TASK GOAL: Reproduce all of the lines below without changing a single character.

[Layout annotation data]
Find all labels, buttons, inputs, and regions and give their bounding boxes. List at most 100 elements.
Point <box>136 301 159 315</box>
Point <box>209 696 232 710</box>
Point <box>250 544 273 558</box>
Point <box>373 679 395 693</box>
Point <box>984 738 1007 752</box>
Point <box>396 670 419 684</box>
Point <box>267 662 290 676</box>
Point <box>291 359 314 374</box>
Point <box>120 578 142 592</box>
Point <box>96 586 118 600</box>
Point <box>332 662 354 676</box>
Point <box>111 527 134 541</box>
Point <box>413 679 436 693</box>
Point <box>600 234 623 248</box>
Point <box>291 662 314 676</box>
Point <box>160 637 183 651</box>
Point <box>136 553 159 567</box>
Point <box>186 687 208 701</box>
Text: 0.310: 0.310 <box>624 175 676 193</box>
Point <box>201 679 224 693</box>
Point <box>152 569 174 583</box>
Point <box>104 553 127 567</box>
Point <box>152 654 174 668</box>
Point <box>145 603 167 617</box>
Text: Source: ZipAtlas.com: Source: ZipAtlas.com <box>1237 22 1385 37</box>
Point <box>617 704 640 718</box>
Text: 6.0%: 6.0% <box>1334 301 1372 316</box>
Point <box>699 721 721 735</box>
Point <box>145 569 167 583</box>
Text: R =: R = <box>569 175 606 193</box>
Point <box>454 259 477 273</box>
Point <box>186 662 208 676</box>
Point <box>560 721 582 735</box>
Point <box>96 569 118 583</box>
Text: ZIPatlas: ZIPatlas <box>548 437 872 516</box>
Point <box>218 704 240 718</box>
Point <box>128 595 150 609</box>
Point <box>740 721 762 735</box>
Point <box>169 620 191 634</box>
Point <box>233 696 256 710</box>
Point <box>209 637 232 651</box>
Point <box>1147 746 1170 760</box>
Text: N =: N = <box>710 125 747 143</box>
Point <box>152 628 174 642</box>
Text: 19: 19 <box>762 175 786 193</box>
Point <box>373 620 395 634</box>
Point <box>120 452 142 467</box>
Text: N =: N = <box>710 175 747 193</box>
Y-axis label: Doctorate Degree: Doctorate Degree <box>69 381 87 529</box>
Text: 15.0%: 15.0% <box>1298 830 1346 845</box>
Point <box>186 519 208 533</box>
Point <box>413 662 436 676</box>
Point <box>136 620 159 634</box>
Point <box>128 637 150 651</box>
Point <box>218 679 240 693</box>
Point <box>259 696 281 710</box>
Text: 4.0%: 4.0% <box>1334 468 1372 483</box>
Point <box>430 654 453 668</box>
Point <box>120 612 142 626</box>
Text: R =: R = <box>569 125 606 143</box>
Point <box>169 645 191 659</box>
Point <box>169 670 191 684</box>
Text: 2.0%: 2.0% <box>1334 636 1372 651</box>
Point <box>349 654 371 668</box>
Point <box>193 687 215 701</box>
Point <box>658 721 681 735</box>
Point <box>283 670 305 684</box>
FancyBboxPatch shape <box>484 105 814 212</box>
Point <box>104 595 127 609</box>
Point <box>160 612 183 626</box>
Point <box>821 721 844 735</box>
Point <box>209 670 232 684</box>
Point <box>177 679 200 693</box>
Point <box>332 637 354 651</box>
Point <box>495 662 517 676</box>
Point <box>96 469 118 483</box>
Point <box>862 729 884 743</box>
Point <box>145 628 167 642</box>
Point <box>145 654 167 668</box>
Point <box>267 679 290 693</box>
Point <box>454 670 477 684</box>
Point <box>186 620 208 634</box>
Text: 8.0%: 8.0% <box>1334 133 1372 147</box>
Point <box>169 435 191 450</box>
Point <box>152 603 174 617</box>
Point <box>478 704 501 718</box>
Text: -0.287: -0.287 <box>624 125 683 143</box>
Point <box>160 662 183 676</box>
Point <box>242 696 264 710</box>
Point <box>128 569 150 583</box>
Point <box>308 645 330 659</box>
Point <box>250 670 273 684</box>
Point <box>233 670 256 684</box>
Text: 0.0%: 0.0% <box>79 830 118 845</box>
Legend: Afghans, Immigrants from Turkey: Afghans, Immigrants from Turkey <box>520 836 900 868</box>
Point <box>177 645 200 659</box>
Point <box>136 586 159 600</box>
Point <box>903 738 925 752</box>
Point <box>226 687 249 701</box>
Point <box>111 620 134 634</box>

OUTPUT OF THE TASK:
Find all labels, buttons, inputs, and regions and give their bounding boxes. List at most 100 elements.
Point <box>136 301 159 315</box>
Point <box>209 696 232 710</box>
Point <box>250 544 273 558</box>
Point <box>373 679 395 693</box>
Point <box>984 738 1007 752</box>
Point <box>396 670 419 684</box>
Point <box>267 662 290 676</box>
Point <box>291 359 314 374</box>
Point <box>120 578 142 592</box>
Point <box>96 586 118 600</box>
Point <box>332 662 354 676</box>
Point <box>111 527 134 541</box>
Point <box>413 679 436 693</box>
Point <box>600 234 623 248</box>
Point <box>291 662 314 676</box>
Point <box>160 637 183 651</box>
Point <box>136 553 159 567</box>
Point <box>186 687 208 701</box>
Text: 0.310: 0.310 <box>624 175 676 193</box>
Point <box>201 679 224 693</box>
Point <box>152 569 174 583</box>
Point <box>104 553 127 567</box>
Point <box>152 654 174 668</box>
Point <box>145 603 167 617</box>
Text: Source: ZipAtlas.com: Source: ZipAtlas.com <box>1237 22 1385 37</box>
Point <box>617 704 640 718</box>
Text: 6.0%: 6.0% <box>1334 301 1372 316</box>
Point <box>699 721 721 735</box>
Point <box>145 569 167 583</box>
Text: R =: R = <box>569 175 606 193</box>
Point <box>454 259 477 273</box>
Point <box>186 662 208 676</box>
Point <box>560 721 582 735</box>
Point <box>96 569 118 583</box>
Text: ZIPatlas: ZIPatlas <box>548 437 872 516</box>
Point <box>218 704 240 718</box>
Point <box>128 595 150 609</box>
Point <box>740 721 762 735</box>
Point <box>169 620 191 634</box>
Point <box>233 696 256 710</box>
Point <box>209 637 232 651</box>
Point <box>1147 746 1170 760</box>
Text: N =: N = <box>710 125 747 143</box>
Point <box>152 628 174 642</box>
Text: 19: 19 <box>762 175 786 193</box>
Point <box>373 620 395 634</box>
Point <box>120 452 142 467</box>
Text: N =: N = <box>710 175 747 193</box>
Y-axis label: Doctorate Degree: Doctorate Degree <box>69 381 87 529</box>
Text: 15.0%: 15.0% <box>1298 830 1346 845</box>
Point <box>186 519 208 533</box>
Point <box>413 662 436 676</box>
Point <box>136 620 159 634</box>
Point <box>128 637 150 651</box>
Point <box>218 679 240 693</box>
Point <box>259 696 281 710</box>
Text: 4.0%: 4.0% <box>1334 468 1372 483</box>
Point <box>430 654 453 668</box>
Point <box>120 612 142 626</box>
Text: R =: R = <box>569 125 606 143</box>
Point <box>169 645 191 659</box>
Point <box>169 670 191 684</box>
Text: 2.0%: 2.0% <box>1334 636 1372 651</box>
Point <box>349 654 371 668</box>
Point <box>193 687 215 701</box>
Point <box>658 721 681 735</box>
Point <box>283 670 305 684</box>
FancyBboxPatch shape <box>484 105 814 212</box>
Point <box>104 595 127 609</box>
Point <box>160 612 183 626</box>
Point <box>821 721 844 735</box>
Point <box>209 670 232 684</box>
Point <box>177 679 200 693</box>
Point <box>332 637 354 651</box>
Point <box>495 662 517 676</box>
Point <box>96 469 118 483</box>
Point <box>862 729 884 743</box>
Point <box>145 628 167 642</box>
Point <box>145 654 167 668</box>
Point <box>267 679 290 693</box>
Point <box>454 670 477 684</box>
Point <box>186 620 208 634</box>
Text: 8.0%: 8.0% <box>1334 133 1372 147</box>
Point <box>169 435 191 450</box>
Point <box>152 603 174 617</box>
Point <box>478 704 501 718</box>
Text: -0.287: -0.287 <box>624 125 683 143</box>
Point <box>160 662 183 676</box>
Point <box>242 696 264 710</box>
Point <box>128 569 150 583</box>
Point <box>308 645 330 659</box>
Point <box>250 670 273 684</box>
Point <box>233 670 256 684</box>
Text: 0.0%: 0.0% <box>79 830 118 845</box>
Legend: Afghans, Immigrants from Turkey: Afghans, Immigrants from Turkey <box>520 836 900 868</box>
Point <box>177 645 200 659</box>
Point <box>136 586 159 600</box>
Point <box>903 738 925 752</box>
Point <box>226 687 249 701</box>
Point <box>111 620 134 634</box>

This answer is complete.